◆ Trecho selecionado
---

No entanto, a crítica se impõe. Sirk fala abertamente sobre sexo, assunto realizado sob muitas cobertas nos filmes do período. Quem levanta o tema é a filha mais nova de Cary, garota que tem Freud na ponta da língua, mas se revela uma puritana de marca maior, no que toca à aceitação da sexualidade da mãe. A senhora naturalmente deveria se acomodar com um homem mais velho, um companheiro (e não um amante), alguém de sua estirpe social, que ratificasse o lugar ocupado pela família naquela sociedade. O irmão segue-lhe de perto, presenteando a mãe com um aparelho de televisão, que acompanharia seus momentos solitários. Nem um, nem outro aceitam que a mãe desça do pedestal em que a sociedade a pusera, e se entregue ao desejo e ao amor romântico, nascido entre ela e um indivíduo muito diferente de si. 
Para caracterizar este novo tipo de mulher, nascida nos albores da revolução sexual, o diretor pende do melodrama à fábula. O homem é idealizado ao extremo: másculo, alto, tão belo de corpo e alma quanto as flores que cultiva. Cervos pastam alegremente em seu jardim; o fogo acolhedor crepita em sua lareira. Naturalmente não se discute como um simples jardineiro encontrou recursos para construir tão cintilante cenário. Por outro lado, na sociedade citadina corvejam ignominiosos abutres, com sede de manchar a reputação de Cary: salva por um homem cuja rusticidade é apenas pretensa, pois mais parece um cavaleiro andante. 
Assim marcha a cinematografia de Sirk, entre a manutenção de uns estereótipos e – felizmente –, a recusa heroica de outros; nesta tentativa de reproduzir em microcosmo o mundo, edulcorando-o para melhor exacerbar suas chagas.


4 comentários:

disse...

Que bela análise, Dani! Em um curso online que fiz ano passado, foi dada muita ênfase à cor neste filme, e como os contrastes dizem mais que mil palavras, como com aquela janela multicolorida na casa de Cary. Douglas Sirk podia ser um pouco exagerado na emotividade de seus filmes, mas bem que sabia colocar o dedo na ferida do orgulho americano.
Beijo!

Jefferson C. Vendrame disse...

Oi Dani. Que texto maravilhoso! É sempre um prazer ler suas resenhas. Apesar desse gênero não estar entre os meus preferidos, convenhamos, como é bonito e muitíssimo bem fotografado o cinema de Sirk. Hudson e Wyman como sempre, ótimos! Grande abraço!

Danielle Crepaldi Carvalho disse...

Letícia, Jefferson, obrigada pelas palavras.
Concordo com você, Lê, sobre a emotividade exagerada dos filmes dele. Magnificent Obsession desce com ainda mais força essa ladeira; como todos os Technicolors dele. Faz parte, creio, da estratégia narrativa de estetizar ao máximo os caracteres (pra mostrar as falhas da sociedade e pra deleitar o público, desejoso desde sempre de um bom dramalhão). Ele consegue ser um pouco menos enfático nos filmes em branco e preto. All I desire e Tarnished Angels são obras-primas do gênero - das quais gosto muito mais, diga-se de passagem (vc provavelmente também as prefere, não Jefferson?).

Até logo, amigos!
Dani

Anônimo disse...

Os filmes de Rock Hudson são o máximo do romantismo.Tudo produzido nos mínimos detalhes, para encantar o público.Simplesmente inesquecíveis.Ainda hoje, são capazes de fazer muita gente sonhar.

---

(Entradas extraídas de uma coleção)

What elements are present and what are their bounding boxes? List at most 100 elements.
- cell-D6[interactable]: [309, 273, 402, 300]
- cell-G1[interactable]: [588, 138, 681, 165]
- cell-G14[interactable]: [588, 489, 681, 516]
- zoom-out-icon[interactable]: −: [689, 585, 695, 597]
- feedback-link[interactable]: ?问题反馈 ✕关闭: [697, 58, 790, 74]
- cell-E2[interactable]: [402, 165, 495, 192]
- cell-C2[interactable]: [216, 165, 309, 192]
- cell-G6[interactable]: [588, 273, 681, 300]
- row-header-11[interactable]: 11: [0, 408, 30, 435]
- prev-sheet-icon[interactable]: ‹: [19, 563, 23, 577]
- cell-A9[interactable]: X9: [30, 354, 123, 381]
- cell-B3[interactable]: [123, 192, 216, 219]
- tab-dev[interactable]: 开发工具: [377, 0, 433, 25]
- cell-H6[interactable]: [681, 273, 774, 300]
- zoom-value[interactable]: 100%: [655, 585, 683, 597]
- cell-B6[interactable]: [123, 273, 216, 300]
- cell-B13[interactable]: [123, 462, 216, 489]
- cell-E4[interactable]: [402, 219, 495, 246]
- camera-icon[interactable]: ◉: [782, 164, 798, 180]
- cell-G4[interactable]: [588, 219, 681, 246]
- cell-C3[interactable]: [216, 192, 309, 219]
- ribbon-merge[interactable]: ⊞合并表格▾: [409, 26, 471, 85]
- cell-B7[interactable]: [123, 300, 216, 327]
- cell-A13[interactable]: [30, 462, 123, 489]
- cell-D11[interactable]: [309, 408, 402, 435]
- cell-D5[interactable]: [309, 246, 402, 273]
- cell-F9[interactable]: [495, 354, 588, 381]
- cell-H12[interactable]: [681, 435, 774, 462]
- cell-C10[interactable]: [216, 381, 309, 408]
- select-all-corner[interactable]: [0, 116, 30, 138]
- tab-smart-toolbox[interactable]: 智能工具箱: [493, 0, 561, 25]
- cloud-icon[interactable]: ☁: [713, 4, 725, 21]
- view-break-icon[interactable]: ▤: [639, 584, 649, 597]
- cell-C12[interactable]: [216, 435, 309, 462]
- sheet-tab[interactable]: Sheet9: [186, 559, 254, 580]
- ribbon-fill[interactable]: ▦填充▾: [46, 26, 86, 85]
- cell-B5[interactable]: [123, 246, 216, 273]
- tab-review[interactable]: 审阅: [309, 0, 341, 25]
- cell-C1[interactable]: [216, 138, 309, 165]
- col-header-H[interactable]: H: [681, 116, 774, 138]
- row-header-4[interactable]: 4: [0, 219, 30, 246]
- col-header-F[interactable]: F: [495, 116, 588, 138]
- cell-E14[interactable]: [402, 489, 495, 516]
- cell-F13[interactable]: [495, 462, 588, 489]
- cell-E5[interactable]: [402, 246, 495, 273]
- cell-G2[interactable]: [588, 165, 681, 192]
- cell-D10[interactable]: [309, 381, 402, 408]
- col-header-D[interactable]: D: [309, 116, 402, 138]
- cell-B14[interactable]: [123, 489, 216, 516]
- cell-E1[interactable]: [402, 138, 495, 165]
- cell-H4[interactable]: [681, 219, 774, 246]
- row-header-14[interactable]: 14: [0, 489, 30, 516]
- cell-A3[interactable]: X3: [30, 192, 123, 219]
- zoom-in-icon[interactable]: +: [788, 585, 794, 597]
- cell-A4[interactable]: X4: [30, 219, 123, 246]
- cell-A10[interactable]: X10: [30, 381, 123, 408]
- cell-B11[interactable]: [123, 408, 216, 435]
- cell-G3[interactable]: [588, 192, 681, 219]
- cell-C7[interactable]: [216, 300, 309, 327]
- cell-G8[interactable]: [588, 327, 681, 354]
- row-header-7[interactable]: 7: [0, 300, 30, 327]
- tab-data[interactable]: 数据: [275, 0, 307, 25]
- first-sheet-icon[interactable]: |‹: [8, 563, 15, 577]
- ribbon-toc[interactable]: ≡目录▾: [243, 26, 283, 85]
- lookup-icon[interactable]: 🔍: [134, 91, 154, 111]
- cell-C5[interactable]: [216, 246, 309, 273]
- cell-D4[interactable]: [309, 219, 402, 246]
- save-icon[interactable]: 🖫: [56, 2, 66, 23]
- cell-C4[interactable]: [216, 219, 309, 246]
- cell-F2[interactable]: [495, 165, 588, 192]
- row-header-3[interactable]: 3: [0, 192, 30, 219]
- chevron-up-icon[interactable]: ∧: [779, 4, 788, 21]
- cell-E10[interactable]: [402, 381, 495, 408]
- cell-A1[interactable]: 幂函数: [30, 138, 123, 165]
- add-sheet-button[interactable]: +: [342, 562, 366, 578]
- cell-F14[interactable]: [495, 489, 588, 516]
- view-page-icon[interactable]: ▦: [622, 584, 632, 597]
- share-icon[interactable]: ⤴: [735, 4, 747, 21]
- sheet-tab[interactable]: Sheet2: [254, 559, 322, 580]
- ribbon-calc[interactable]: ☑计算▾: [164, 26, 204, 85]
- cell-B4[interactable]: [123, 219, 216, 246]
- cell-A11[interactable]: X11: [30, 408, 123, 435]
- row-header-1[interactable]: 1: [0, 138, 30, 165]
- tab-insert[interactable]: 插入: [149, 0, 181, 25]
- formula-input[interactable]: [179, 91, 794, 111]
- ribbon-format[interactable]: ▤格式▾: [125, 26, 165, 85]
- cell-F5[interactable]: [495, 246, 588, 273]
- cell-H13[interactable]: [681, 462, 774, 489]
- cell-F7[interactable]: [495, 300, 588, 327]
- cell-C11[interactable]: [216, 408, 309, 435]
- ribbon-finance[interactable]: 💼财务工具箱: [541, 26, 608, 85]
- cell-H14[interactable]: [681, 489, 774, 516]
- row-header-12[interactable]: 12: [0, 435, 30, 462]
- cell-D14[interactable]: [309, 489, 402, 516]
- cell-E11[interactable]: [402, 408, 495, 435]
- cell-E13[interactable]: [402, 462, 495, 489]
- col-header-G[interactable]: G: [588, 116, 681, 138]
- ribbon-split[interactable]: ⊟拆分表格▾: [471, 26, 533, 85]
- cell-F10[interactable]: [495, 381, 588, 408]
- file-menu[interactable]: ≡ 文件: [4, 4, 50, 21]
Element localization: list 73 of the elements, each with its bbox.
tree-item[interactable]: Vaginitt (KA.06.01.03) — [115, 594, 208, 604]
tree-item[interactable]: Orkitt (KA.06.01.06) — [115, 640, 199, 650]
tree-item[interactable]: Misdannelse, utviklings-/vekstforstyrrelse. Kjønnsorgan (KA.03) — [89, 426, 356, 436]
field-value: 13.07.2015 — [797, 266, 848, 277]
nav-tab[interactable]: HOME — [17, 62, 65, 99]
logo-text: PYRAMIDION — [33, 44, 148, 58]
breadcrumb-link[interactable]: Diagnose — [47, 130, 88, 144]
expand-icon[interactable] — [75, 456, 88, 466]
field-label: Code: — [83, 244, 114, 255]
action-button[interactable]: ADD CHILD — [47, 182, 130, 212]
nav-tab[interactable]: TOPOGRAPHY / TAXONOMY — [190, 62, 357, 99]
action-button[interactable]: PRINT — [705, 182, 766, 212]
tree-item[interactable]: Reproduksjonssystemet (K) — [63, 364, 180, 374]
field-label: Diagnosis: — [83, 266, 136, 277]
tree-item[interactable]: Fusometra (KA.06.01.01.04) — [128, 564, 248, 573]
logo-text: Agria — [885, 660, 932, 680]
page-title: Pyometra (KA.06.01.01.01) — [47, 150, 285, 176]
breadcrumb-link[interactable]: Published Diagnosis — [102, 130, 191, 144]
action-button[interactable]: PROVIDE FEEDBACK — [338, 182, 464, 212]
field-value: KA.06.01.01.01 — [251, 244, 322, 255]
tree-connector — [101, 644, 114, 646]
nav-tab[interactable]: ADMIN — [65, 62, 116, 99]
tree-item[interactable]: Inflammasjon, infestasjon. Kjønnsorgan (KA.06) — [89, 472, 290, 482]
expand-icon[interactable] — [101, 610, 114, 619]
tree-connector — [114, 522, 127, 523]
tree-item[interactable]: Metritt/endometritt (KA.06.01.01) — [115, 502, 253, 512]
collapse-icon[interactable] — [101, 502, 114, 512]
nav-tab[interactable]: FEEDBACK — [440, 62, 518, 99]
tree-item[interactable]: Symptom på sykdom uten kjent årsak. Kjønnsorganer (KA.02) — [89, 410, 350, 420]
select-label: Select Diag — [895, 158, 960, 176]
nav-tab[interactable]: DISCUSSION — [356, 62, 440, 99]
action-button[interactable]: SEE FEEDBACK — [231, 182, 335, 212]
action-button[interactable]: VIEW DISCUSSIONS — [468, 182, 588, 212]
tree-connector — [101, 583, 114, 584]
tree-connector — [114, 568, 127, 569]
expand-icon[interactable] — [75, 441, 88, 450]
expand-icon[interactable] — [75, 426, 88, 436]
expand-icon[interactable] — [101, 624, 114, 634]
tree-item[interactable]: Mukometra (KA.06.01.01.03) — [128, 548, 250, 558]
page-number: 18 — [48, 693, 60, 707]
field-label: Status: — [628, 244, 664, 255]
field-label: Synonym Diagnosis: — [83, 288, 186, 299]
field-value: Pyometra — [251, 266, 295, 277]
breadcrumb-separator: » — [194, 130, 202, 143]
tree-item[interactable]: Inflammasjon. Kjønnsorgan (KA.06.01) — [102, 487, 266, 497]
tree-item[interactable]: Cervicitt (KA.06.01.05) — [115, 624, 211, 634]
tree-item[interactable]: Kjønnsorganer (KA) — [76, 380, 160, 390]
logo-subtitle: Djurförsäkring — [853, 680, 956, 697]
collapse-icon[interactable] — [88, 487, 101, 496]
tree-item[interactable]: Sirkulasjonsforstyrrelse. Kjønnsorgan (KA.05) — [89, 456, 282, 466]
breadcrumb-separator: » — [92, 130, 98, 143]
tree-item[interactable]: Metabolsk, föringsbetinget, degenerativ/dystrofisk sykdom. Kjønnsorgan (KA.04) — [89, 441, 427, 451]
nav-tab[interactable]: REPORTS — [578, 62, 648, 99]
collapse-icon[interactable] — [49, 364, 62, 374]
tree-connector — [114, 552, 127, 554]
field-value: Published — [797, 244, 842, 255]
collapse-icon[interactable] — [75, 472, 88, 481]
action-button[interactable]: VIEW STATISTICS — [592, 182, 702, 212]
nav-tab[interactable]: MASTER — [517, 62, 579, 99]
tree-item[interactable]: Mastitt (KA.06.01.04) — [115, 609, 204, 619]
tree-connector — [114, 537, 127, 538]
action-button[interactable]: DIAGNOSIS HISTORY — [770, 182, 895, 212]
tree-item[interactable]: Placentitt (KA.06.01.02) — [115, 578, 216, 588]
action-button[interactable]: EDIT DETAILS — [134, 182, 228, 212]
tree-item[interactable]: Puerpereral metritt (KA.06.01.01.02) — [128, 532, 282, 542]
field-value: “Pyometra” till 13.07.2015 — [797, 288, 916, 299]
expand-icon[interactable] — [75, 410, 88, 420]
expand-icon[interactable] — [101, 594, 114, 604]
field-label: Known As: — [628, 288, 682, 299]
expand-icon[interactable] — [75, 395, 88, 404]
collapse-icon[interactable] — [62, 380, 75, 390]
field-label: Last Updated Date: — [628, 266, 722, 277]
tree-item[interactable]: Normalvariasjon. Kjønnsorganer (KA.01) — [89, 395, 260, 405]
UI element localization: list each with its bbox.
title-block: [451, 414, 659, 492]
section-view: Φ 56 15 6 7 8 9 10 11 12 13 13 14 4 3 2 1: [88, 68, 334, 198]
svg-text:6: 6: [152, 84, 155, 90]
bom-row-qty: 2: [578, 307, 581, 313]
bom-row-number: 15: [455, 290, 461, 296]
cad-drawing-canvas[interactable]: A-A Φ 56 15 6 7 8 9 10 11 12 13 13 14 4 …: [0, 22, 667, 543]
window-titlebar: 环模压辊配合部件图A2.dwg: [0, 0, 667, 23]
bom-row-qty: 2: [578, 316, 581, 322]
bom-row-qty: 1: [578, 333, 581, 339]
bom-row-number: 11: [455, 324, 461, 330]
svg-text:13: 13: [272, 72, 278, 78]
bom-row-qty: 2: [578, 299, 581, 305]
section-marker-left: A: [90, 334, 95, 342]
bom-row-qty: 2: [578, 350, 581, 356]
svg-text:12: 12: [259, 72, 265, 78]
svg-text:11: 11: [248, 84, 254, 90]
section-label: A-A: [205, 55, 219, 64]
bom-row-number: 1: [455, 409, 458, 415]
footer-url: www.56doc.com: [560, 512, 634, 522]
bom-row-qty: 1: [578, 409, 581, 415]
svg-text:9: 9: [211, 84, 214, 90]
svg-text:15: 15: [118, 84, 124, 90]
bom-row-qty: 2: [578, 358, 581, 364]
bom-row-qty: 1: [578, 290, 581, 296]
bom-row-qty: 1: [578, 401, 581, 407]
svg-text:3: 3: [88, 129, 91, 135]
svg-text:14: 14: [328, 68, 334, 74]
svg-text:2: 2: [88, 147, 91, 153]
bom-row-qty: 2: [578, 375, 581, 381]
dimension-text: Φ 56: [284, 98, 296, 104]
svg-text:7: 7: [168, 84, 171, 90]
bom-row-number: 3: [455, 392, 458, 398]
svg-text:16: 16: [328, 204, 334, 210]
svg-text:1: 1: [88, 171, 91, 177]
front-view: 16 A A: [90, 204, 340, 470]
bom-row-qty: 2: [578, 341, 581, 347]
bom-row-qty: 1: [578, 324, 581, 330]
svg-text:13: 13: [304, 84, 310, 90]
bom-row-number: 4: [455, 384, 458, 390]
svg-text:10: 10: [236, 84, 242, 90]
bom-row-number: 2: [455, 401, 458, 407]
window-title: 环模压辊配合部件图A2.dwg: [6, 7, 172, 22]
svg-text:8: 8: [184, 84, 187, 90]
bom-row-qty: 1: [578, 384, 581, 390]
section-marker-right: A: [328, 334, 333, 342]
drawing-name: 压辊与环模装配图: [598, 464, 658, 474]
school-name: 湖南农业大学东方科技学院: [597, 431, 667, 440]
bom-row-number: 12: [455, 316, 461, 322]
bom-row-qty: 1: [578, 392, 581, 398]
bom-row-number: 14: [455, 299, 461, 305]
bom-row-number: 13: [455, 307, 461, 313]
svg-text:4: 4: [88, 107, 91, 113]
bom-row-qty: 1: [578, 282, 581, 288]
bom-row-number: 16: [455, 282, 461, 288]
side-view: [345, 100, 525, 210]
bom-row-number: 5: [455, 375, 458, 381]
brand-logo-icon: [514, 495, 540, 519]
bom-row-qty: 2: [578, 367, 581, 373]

---

◆ Partes do exercício
A. Responda, com base no trecho selecionado:
(i) Que presente o irmão dá à mãe?
(ii) Que animais pastam no jardim do homem idealizado?
(iii) Quais filmes Danielle Crepaldi Carvalho chama de obras-primas do gênero?
B. Enumere todos os títulos de filmes citados nominalmente no trecho selecionado.
C. Reproduza fielmente a parte do trecho selecionado entre "Que bela análise, Dani!" e "C. Vendrame disse...", inclusive.
A listagem não é necessária para resolver nada aqui.

◆ Respostas dadas
A.
(i) Um aparelho de televisão.
(ii) Cervos.
(iii) All I desire e Tarnished Angels.

B. Magnificent Obsession; All I desire; Tarnished Angels.

C.
Que bela análise, Dani! Em um curso online que fiz ano passado, foi dada muita ênfase à cor neste filme, e como os contrastes dizem mais que mil palavras, como com aquela janela multicolorida na casa de Cary. Douglas Sirk podia ser um pouco exagerado na emotividade de seus filmes, mas bem que sabia colocar o dedo na ferida do orgulho americano.
Beijo!

Jefferson C. Vendrame disse...